Interview: Sérendipité, la supérette créative

13 juillet 2016

Imaginez une librairie indépendante entière consacrée aux loisirs créatifs... Mieux encore: imaginez une librairie, au milieu d'un joli village, qui vous offrirait des magazines du monde entier, une sélection de livres inattendus que vous ne cherchiez pas et qui pourtant correspondent à vos besoins et vos envies.

Ce concept c'est celui de Céline Debray qui a ouvert en 2015 sa librairie indépendante en Suisse : Sérendipité. Le mot lui même veut tout dire : "La sérendipité est le fait de réaliser une découverte inattendue grâce au hasard et à l’intelligence, au cours d’une recherche dirigée initialement vers un objet différent de cette découverte" (Lu sur la page à propos de Sérendipité). 






 Plus sur la sérendipité, cet art de découvrir ce à quoi on ne s'attendait pas : sur le site de L'Express.

Cette librairie indépendante fait partie de la sélection des 5 librairies européennes où trouver le meilleur de la presse indépendante, publiée par le site Les Inrocks. Elle avait a attiré notre attention depuis un petit moment aussi, d'autant plus qu'elle nous fait le plaisir de distribuer nos ouvrages...

Consignes:
- 1) Indiquez si chacune des affirmations suivantes concorde avec le texte sur la librairie Sérendipité, en répondant par oui ou par non et en citant à l'identique les mots du texte qui tranchent : (a) Céline Debray a ouvert sa librairie indépendante en 2015 ; (b) la librairie se trouve en France ; (c) la sélection des cinq librairies européennes a été publiée par le site L'Express.
- 2) Recopiez fidèlement, dans le texte sur la librairie Sérendipité, le passage qui commence par les mots contenant « Imaginez une librairie indépendante » et se termine par « et vos envies. ».
- 3) Poursuivez le texte sur la librairie Sérendipité à partir de l'endroit où il s'arrête.
Les données ne sont d'aucune utilité ici.

Données répertoriées:
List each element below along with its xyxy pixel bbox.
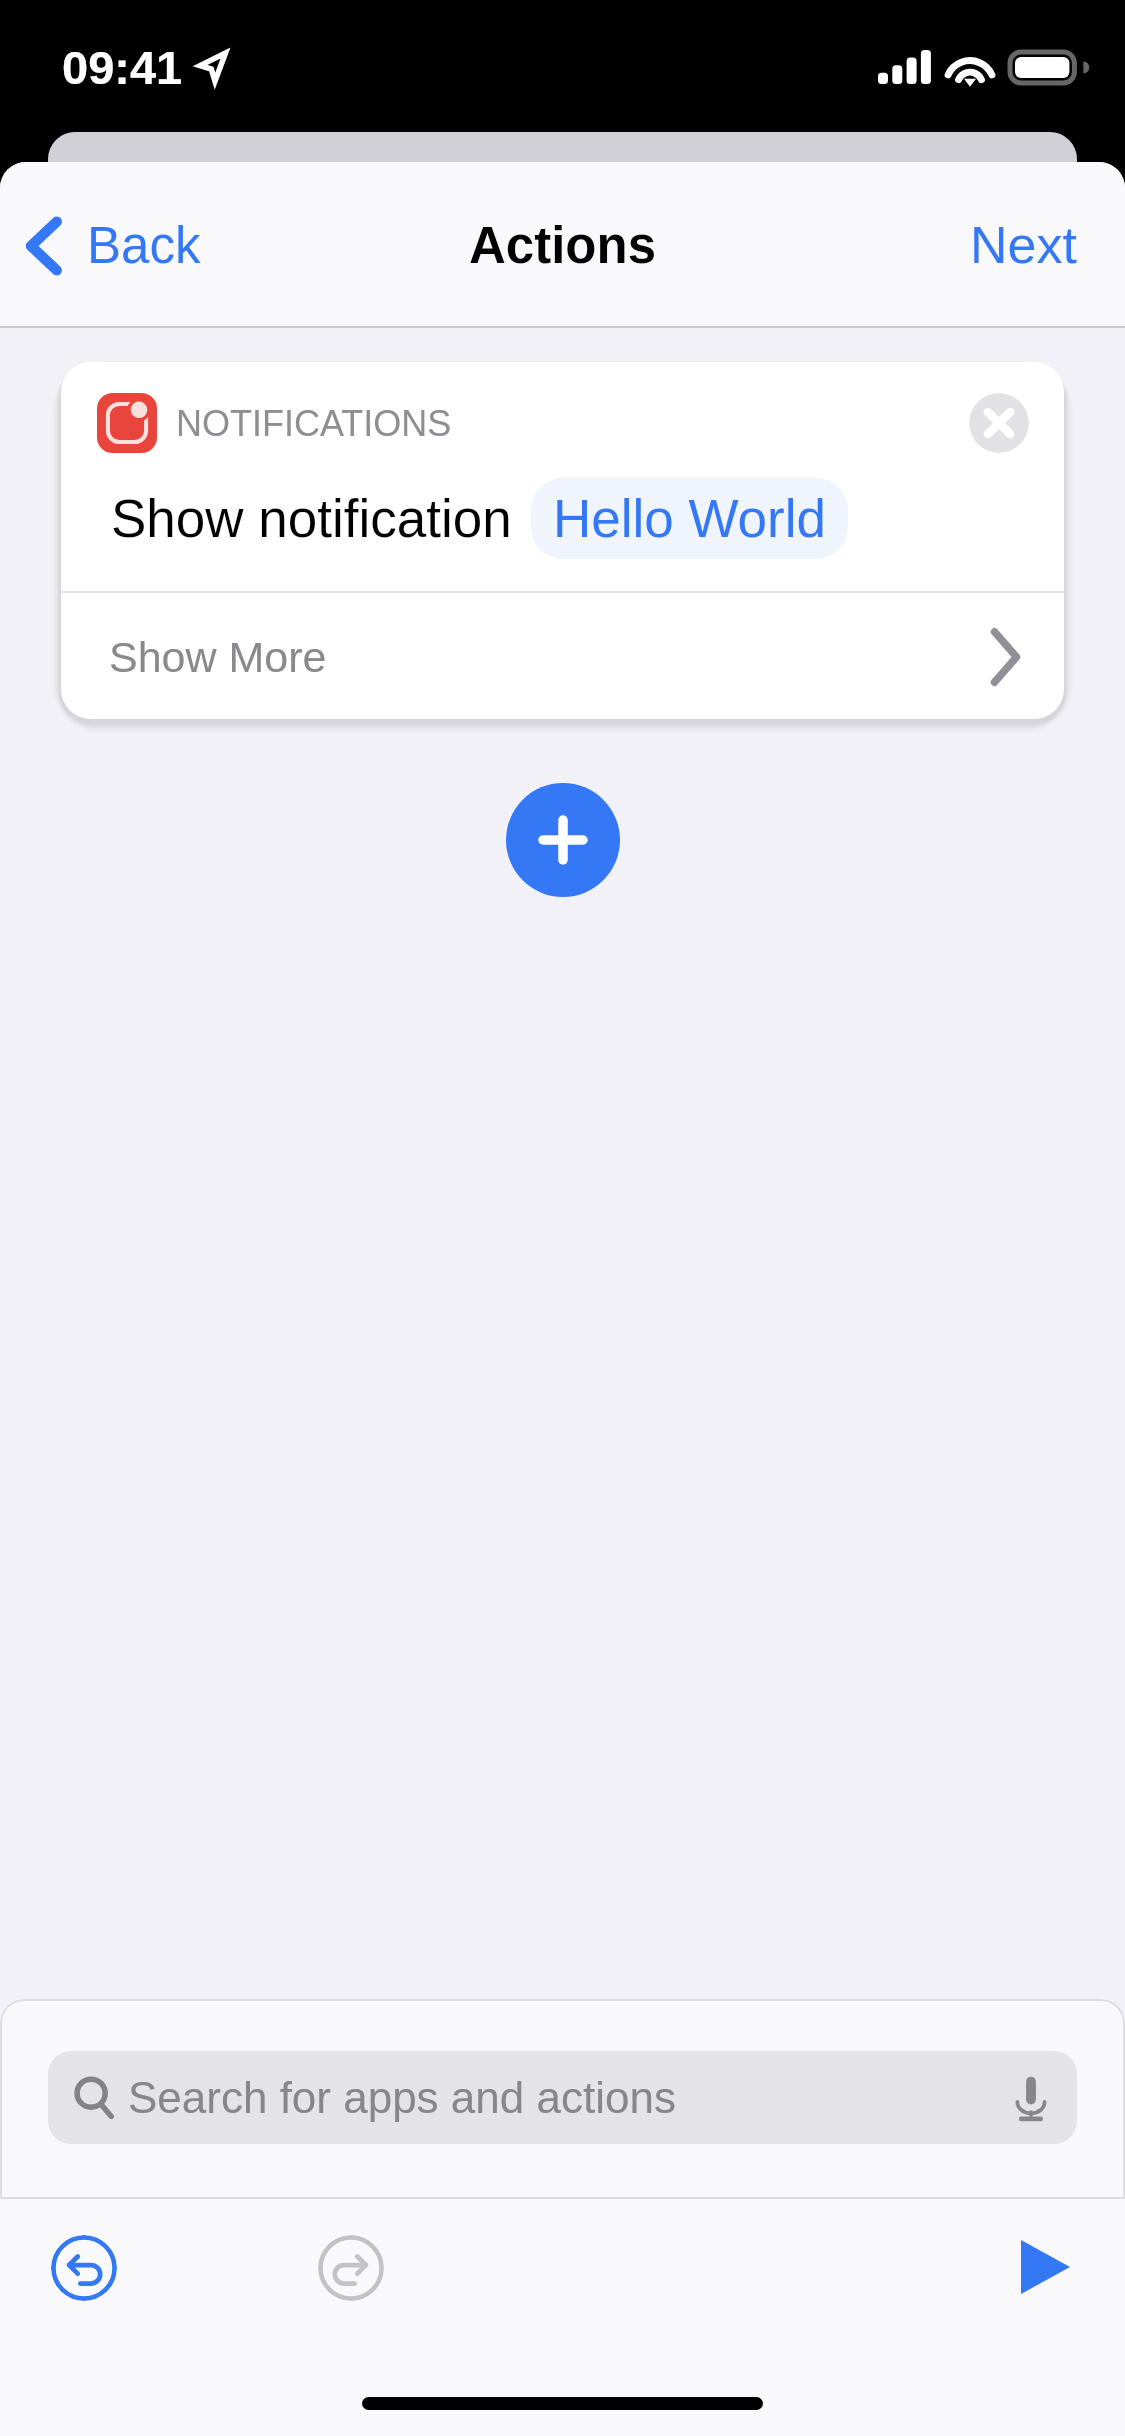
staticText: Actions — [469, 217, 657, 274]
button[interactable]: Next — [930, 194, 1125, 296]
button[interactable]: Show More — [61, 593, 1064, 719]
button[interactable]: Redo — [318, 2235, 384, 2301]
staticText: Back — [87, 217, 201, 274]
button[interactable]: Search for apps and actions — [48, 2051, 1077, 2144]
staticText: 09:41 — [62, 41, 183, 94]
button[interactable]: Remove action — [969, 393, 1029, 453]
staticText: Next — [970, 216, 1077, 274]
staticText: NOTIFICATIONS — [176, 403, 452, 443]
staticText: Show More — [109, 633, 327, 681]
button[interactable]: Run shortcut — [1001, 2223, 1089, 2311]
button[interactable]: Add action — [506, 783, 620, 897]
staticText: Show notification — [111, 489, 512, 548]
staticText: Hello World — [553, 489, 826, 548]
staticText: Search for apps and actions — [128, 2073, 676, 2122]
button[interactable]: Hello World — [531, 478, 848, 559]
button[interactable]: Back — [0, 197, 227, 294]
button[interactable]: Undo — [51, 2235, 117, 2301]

Réponses:
- 1)
(a) Oui : « Céline Debray qui a ouvert en 2015 sa librairie indépendante en Suisse ».
(b) Non : « sa librairie indépendante en Suisse ».
(c) Non : « publiée par le site Les Inrocks ».

- 2)
Imaginez une librairie indépendante entière consacrée aux loisirs créatifs... Mieux encore: imaginez une librairie, au milieu d'un joli village, qui vous offrirait des magazines du monde entier, une sélection de livres inattendus que vous ne cherchiez pas et qui pourtant correspondent à vos besoins et vos envies.

- 3)
Sa page facebook regorge de partages inspirants et instructifs, alors à défaut de pouvoir pousser la porte de son magasin (dans l'immédiat), nous lui avons posé quelques questions pour en savoir plus sur elle et sur son travail.


1. Bonjour Céline, pouvez vous nous en dire plus sur votre point de vente et son concept ?

L'idée, en créant Sérendipité en 2013, était de proposer une sélection de magazines créatifs et inspirants venant du monde entier. Cuisine, voyage, design, entrepreneuriat, enfant, famille, architecture, photo, animaux, sports… Beaucoup de thèmes et de pays différents pour un nouveau genre de librairie-kiosque. Je voulais également travailler le plus possible en direct avec les gens qui publient ces revues, et non avec des distributeurs qui sont souvent plus préoccupés par des questions de logistique et de rentabilité.

Ma boutique est d'abord née en ligne et je faisais également de nombreux marchés et ventes éphémères pour me faire connaître partout en Suisse. Puis, petit à petit, j'ai complété ma sélection avec des livres et j'ai ouvert une vraie échoppe en septembre 2015: la Supérette by Sérendipité…

A ce jour, ma sélection de magazines compte plus de 180 titres d'une vingtaine de pays et dans une dizaine de langues.


2. Comment vous est venue l'idée de ce concept ?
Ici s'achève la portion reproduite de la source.